## begin
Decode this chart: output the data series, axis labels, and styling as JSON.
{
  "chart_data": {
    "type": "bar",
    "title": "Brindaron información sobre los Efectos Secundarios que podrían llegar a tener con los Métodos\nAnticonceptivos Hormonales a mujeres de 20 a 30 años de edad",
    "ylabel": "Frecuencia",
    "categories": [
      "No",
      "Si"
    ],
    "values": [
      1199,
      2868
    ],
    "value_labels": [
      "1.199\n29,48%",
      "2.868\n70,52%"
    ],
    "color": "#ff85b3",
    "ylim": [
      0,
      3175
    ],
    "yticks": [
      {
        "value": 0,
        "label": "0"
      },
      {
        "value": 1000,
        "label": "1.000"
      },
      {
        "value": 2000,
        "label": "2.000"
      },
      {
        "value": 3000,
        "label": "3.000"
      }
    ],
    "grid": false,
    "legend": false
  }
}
## end
## begin
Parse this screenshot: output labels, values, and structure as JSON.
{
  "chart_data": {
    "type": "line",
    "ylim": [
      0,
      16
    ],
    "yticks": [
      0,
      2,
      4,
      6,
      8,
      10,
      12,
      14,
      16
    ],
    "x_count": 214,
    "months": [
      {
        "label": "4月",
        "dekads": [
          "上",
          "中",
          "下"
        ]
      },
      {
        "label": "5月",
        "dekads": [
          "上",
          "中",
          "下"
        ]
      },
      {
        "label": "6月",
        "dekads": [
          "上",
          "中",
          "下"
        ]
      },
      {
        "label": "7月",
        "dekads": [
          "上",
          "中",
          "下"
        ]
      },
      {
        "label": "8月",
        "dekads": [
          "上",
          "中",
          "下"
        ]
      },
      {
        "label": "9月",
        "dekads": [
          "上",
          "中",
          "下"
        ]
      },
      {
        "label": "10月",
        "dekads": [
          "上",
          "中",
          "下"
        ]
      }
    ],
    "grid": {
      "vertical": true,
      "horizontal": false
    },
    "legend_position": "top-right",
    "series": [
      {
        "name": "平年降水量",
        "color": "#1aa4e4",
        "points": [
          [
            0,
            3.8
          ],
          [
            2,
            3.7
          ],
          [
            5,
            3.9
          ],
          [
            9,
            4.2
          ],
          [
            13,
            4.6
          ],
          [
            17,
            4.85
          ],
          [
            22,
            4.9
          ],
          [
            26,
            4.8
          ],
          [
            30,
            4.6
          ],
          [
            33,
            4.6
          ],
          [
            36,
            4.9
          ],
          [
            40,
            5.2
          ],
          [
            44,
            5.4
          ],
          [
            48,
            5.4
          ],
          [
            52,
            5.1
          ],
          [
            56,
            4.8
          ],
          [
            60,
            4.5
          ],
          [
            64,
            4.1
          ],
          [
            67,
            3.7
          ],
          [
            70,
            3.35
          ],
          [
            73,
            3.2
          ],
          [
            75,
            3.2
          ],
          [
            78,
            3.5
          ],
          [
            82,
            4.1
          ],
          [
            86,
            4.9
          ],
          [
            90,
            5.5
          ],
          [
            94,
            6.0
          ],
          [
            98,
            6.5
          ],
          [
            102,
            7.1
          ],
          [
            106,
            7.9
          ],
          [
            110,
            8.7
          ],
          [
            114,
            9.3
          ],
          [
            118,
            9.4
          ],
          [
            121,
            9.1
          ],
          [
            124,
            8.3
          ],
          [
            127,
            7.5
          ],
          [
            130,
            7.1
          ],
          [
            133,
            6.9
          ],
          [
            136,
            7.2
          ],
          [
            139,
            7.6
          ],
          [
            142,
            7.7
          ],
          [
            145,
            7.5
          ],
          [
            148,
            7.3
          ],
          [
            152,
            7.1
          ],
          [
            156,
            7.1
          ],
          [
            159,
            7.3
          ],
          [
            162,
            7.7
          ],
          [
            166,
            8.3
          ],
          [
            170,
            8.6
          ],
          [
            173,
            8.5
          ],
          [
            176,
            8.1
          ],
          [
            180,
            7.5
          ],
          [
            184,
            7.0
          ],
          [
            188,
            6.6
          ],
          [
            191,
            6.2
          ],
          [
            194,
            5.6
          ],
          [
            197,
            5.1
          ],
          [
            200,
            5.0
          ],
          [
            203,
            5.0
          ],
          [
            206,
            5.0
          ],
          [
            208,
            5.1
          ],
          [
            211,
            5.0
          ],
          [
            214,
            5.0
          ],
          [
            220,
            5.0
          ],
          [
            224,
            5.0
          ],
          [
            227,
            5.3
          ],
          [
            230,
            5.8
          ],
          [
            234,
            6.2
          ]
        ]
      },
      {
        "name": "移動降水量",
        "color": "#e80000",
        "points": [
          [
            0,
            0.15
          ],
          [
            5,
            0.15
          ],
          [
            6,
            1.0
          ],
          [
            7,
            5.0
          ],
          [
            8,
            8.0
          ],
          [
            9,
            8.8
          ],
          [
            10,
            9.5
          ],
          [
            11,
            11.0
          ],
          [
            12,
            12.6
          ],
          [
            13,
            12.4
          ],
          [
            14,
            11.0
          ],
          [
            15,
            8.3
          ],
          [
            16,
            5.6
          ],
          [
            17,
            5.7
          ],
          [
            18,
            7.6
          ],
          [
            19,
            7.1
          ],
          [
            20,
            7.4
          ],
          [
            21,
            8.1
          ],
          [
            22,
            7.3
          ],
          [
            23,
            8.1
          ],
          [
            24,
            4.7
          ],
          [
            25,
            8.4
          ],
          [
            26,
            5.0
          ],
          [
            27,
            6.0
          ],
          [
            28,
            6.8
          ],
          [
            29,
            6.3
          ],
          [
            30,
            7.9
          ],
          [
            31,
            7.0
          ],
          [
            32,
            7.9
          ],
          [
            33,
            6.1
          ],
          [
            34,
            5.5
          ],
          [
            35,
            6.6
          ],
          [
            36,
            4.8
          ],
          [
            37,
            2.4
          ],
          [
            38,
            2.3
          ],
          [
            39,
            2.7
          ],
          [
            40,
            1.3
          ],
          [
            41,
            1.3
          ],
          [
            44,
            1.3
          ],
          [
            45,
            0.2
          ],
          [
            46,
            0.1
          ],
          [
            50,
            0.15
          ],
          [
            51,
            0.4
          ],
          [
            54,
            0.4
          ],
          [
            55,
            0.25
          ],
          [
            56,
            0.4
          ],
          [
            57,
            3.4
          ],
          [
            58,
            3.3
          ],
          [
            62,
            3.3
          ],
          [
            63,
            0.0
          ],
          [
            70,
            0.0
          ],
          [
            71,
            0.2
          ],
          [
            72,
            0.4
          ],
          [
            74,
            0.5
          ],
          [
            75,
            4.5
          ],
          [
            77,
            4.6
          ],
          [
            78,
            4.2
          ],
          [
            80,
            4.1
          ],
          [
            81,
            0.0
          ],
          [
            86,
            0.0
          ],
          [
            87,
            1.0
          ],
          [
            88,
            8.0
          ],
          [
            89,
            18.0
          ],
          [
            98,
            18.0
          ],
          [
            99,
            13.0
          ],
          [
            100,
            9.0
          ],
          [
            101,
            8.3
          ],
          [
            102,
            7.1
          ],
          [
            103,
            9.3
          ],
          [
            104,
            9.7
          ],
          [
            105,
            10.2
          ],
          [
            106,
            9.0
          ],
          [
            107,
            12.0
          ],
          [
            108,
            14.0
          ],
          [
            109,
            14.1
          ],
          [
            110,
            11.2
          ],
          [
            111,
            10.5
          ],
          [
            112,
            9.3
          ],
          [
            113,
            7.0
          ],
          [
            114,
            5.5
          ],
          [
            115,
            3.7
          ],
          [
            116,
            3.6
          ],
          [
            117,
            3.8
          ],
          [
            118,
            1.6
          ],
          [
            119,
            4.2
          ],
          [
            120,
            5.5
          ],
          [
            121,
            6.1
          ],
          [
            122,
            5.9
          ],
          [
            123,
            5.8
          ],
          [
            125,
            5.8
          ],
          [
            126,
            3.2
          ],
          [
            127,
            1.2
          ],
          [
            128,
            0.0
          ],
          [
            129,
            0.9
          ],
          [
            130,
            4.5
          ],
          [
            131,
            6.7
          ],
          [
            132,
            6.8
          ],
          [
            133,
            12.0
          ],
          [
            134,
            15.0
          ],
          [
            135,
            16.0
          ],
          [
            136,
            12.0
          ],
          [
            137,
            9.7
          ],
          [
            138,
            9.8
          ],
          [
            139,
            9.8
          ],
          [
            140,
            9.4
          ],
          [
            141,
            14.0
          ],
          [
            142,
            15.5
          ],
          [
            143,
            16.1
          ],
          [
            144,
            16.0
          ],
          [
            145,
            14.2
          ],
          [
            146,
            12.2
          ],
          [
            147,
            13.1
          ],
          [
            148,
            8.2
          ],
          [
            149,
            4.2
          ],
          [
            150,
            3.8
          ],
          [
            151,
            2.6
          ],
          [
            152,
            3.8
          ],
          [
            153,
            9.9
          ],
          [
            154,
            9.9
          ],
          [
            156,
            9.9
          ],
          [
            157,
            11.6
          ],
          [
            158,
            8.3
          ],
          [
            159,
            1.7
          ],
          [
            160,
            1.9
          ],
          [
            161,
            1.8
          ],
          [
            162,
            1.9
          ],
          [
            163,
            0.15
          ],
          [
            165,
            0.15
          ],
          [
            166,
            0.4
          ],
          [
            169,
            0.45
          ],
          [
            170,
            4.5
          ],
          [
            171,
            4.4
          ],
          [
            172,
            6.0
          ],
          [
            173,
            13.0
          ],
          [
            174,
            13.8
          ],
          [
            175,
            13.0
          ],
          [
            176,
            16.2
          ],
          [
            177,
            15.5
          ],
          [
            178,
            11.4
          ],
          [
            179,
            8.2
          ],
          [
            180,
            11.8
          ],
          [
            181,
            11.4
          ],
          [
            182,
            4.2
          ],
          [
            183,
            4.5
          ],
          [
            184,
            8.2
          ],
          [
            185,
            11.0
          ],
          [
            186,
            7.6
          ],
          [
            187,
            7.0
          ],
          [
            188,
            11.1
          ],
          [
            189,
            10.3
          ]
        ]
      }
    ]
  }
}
## end
**WHAT YOU NEED TO DO**
Give the count of lines holding the word "this" and nothing more.

**FULL RESPONSE**
2